* Start Recorded data *
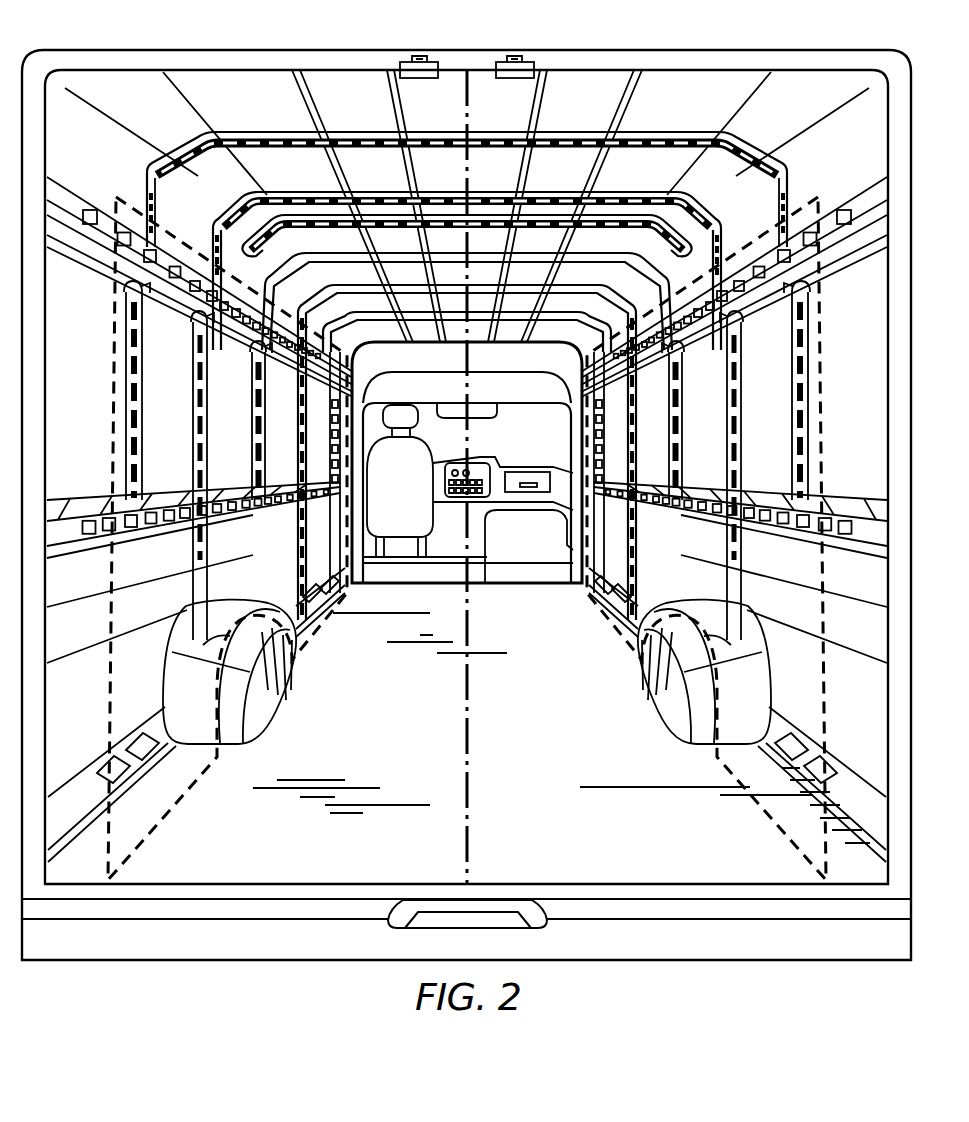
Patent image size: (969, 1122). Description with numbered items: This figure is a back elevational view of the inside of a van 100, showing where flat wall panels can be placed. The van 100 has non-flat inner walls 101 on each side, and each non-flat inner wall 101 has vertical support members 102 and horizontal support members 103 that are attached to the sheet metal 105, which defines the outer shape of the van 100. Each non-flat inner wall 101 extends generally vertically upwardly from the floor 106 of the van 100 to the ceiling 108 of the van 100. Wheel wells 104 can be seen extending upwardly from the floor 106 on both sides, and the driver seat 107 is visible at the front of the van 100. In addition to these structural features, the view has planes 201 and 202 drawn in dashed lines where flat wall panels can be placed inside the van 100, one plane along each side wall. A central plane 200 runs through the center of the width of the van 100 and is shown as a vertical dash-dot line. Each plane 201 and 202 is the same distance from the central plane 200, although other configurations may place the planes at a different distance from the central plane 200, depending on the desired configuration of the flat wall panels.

The van 100 is at (284, 46).
The non-flat inner wall 101 is at (172, 366).
The vertical support member 102 is at (200, 398).
The horizontal support member 103 is at (190, 268).
The wheel well 104 is at (660, 680).
The sheet metal 105 is at (246, 455).
The floor 106 is at (204, 745).
The driver seat 107 is at (422, 437).
The ceiling 108 is at (497, 163).
The central plane 200 is at (472, 612).
The plane 201 is at (114, 365).
The plane 202 is at (821, 322).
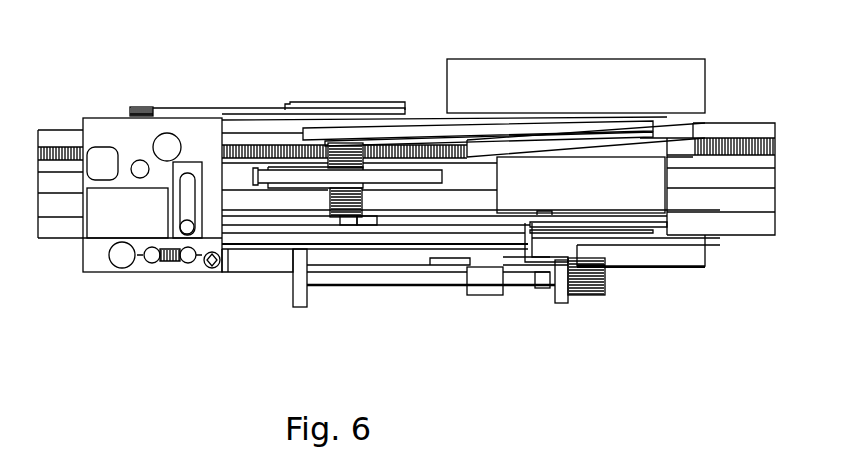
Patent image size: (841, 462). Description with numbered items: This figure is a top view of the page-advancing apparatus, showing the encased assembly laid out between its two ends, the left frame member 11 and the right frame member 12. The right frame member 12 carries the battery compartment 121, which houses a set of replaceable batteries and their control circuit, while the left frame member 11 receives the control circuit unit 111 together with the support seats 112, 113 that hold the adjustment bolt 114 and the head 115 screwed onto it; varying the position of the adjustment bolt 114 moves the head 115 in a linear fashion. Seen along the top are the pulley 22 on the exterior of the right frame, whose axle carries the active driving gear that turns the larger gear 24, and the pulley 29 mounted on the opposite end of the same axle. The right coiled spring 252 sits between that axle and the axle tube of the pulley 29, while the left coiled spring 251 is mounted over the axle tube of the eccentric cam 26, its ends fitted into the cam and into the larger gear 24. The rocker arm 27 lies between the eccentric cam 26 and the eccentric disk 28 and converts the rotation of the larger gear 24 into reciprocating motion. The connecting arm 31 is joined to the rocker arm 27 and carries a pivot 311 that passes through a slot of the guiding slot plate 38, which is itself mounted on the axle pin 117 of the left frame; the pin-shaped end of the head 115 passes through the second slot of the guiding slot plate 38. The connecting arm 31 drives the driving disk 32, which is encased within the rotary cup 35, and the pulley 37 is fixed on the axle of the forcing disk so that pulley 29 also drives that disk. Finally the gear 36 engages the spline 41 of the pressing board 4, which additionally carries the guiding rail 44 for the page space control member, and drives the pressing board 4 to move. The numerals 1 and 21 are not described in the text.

The knob 1 is at (145, 106).
The rail 21 is at (203, 107).
The right frame member 12 is at (263, 118).
The pulley 22 is at (365, 102).
The pulley 29 is at (410, 108).
The right coiled spring 252 is at (437, 112).
The battery compartment 121 is at (600, 58).
The pulley 37 is at (653, 133).
The gear 36 is at (680, 145).
The pressing board 4 is at (747, 123).
The spline 41 is at (715, 155).
The guiding rail 44 is at (737, 205).
The rotary cup 35 is at (665, 193).
The pivot 311 is at (545, 212).
The larger gear 24 is at (423, 180).
The left coiled spring 251 is at (330, 193).
The eccentric cam 26 is at (378, 218).
The eccentric disk 28 is at (367, 218).
The rocker arm 27 is at (383, 217).
The control circuit unit 111 is at (107, 274).
The support seat 112 is at (293, 302).
The adjustment bolt 114 is at (343, 287).
The head 115 is at (483, 298).
The axle pin 117 is at (540, 290).
The guiding slot plate 38 is at (528, 272).
The support seat 113 is at (568, 298).
The connecting arm 31 is at (613, 233).
The driving disk 32 is at (660, 227).
The left frame member 11 is at (683, 247).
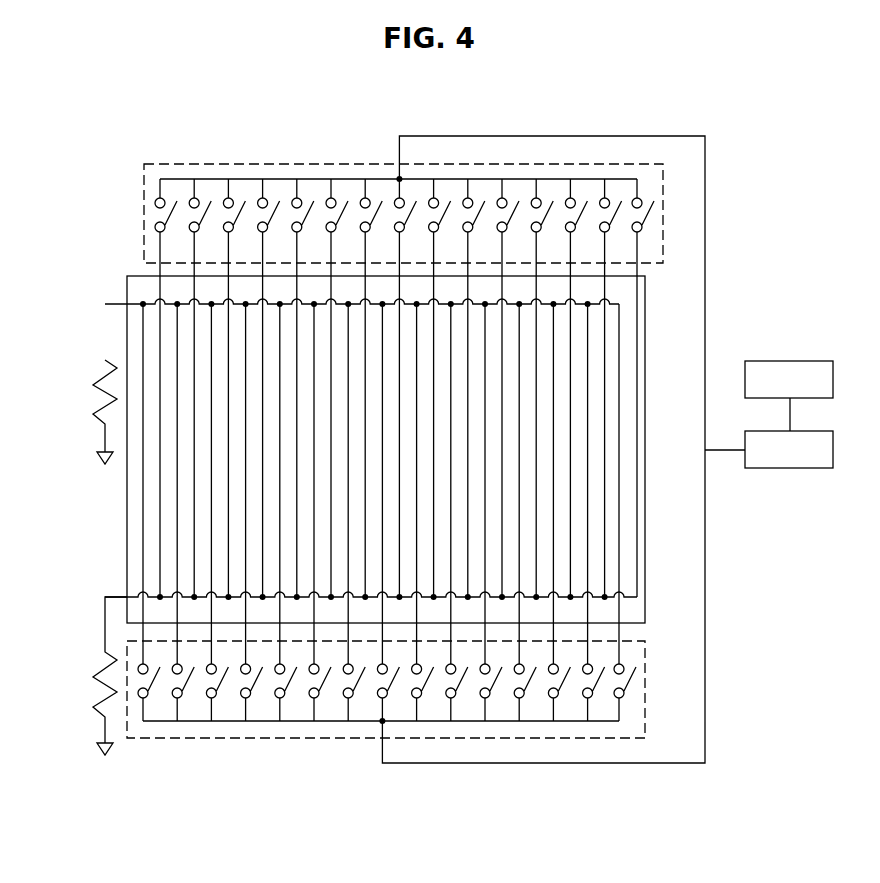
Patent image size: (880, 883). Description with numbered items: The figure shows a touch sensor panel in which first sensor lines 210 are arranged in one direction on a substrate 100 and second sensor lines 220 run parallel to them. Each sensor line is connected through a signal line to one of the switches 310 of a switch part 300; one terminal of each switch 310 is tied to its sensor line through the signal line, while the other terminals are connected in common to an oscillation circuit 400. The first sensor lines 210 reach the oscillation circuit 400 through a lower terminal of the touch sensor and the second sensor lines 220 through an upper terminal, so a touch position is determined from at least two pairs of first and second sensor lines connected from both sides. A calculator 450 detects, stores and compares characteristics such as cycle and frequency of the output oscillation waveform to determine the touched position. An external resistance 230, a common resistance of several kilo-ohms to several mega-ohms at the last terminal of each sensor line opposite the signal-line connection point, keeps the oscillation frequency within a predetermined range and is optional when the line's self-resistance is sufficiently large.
* End Recorded data *
Prompt. Please render every one of the records above as a numbered list, skipping blank lines and leaving the pictures out.

Solution for this task.
1. Patent image size: (969, 1122). Description with numbered items: This figure is a back elevational view of the inside of a van 100, showing where flat wall panels can be placed. The van 100 has non-flat inner walls 101 on each side, and each non-flat inner wall 101 has vertical support members 102 and horizontal support members 103 that are attached to the sheet metal 105, which defines the outer shape of the van 100. Each non-flat inner wall 101 extends generally vertically upwardly from the floor 106 of the van 100 to the ceiling 108 of the van 100. Wheel wells 104 can be seen extending upwardly from the floor 106 on both sides, and the driver seat 107 is visible at the front of the van 100. In addition to these structural features, the view has planes 201 and 202 drawn in dashed lines where flat wall panels can be placed inside the van 100, one plane along each side wall. A central plane 200 runs through the center of the width of the van 100 and is shown as a vertical dash-dot line. Each plane 201 and 202 is the same distance from the central plane 200, although other configurations may place the planes at a different distance from the central plane 200, depending on the desired configuration of the flat wall panels.
2. The van 100 is at (284, 46).
3. The non-flat inner wall 101 is at (172, 366).
4. The vertical support member 102 is at (200, 398).
5. The horizontal support member 103 is at (190, 268).
6. The wheel well 104 is at (660, 680).
7. The sheet metal 105 is at (246, 455).
8. The floor 106 is at (204, 745).
9. The driver seat 107 is at (422, 437).
10. The ceiling 108 is at (497, 163).
11. The central plane 200 is at (472, 612).
12. The plane 201 is at (114, 365).
13. The plane 202 is at (821, 322).
14. Patent image size: (841, 462). Description with numbered items: This figure is a top view of the page-advancing apparatus, showing the encased assembly laid out between its two ends, the left frame member 11 and the right frame member 12. The right frame member 12 carries the battery compartment 121, which houses a set of replaceable batteries and their control circuit, while the left frame member 11 receives the control circuit unit 111 together with the support seats 112, 113 that hold the adjustment bolt 114 and the head 115 screwed onto it; varying the position of the adjustment bolt 114 moves the head 115 in a linear fashion. Seen along the top are the pulley 22 on the exterior of the right frame, whose axle carries the active driving gear that turns the larger gear 24, and the pulley 29 mounted on the opposite end of the same axle. The right coiled spring 252 sits between that axle and the axle tube of the pulley 29, while the left coiled spring 251 is mounted over the axle tube of the eccentric cam 26, its ends fitted into the cam and into the larger gear 24. The rocker arm 27 lies between the eccentric cam 26 and the eccentric disk 28 and converts the rotation of the larger gear 24 into reciprocating motion. The connecting arm 31 is joined to the rocker arm 27 and carries a pivot 311 that passes through a slot of the guiding slot plate 38, which is itself mounted on the axle pin 117 of the left frame; the pin-shaped end of the head 115 passes through the second slot of the guiding slot plate 38. The connecting arm 31 drives the driving disk 32, which is encased within the rotary cup 35, and the pulley 37 is fixed on the axle of the forcing disk so that pulley 29 also drives that disk. Finally the gear 36 engages the spline 41 of the pressing board 4, which additionally carries the guiding rail 44 for the page space control member, and drives the pressing board 4 to move. The numerals 1 and 21 are not described in the text.
15. The knob 1 is at (145, 106).
16. The rail 21 is at (203, 107).
17. The right frame member 12 is at (263, 118).
18. The pulley 22 is at (365, 102).
19. The pulley 29 is at (410, 108).
20. The right coiled spring 252 is at (437, 112).
21. The battery compartment 121 is at (600, 58).
22. The pulley 37 is at (653, 133).
23. The gear 36 is at (680, 145).
24. The pressing board 4 is at (747, 123).
25. The spline 41 is at (715, 155).
26. The guiding rail 44 is at (737, 205).
27. The rotary cup 35 is at (665, 193).
28. The pivot 311 is at (545, 212).
29. The larger gear 24 is at (423, 180).
30. The left coiled spring 251 is at (330, 193).
31. The eccentric cam 26 is at (378, 218).
32. The eccentric disk 28 is at (367, 218).
33. The rocker arm 27 is at (383, 217).
34. The control circuit unit 111 is at (107, 274).
35. The support seat 112 is at (293, 302).
36. The adjustment bolt 114 is at (343, 287).
37. The head 115 is at (483, 298).
38. The axle pin 117 is at (540, 290).
39. The guiding slot plate 38 is at (528, 272).
40. The support seat 113 is at (568, 298).
41. The connecting arm 31 is at (613, 233).
42. The driving disk 32 is at (660, 227).
43. The left frame member 11 is at (683, 247).
44. Patent image size: (880, 883). Description with numbered items: The figure shows a touch sensor panel in which first sensor lines 210 are arranged in one direction on a substrate 100 and second sensor lines 220 run parallel to them. Each sensor line is connected through a signal line to one of the switches 310 of a switch part 300; one terminal of each switch 310 is tied to its sensor line through the signal line, while the other terminals are connected in common to an oscillation circuit 400. The first sensor lines 210 reach the oscillation circuit 400 through a lower terminal of the touch sensor and the second sensor lines 220 through an upper terminal, so a touch position is determined from at least two pairs of first and second sensor lines connected from both sides. A calculator 450 detects, stores and compares characteristics such as cycle and frequency of the output oscillation waveform to determine the touched position. An external resistance 230, a common resistance of several kilo-ohms to several mega-ohms at the last terminal of each sensor line opposite the signal-line connection point, keeps the oscillation frequency within a predetermined range and is optional when the line's self-resistance is sufficiently large.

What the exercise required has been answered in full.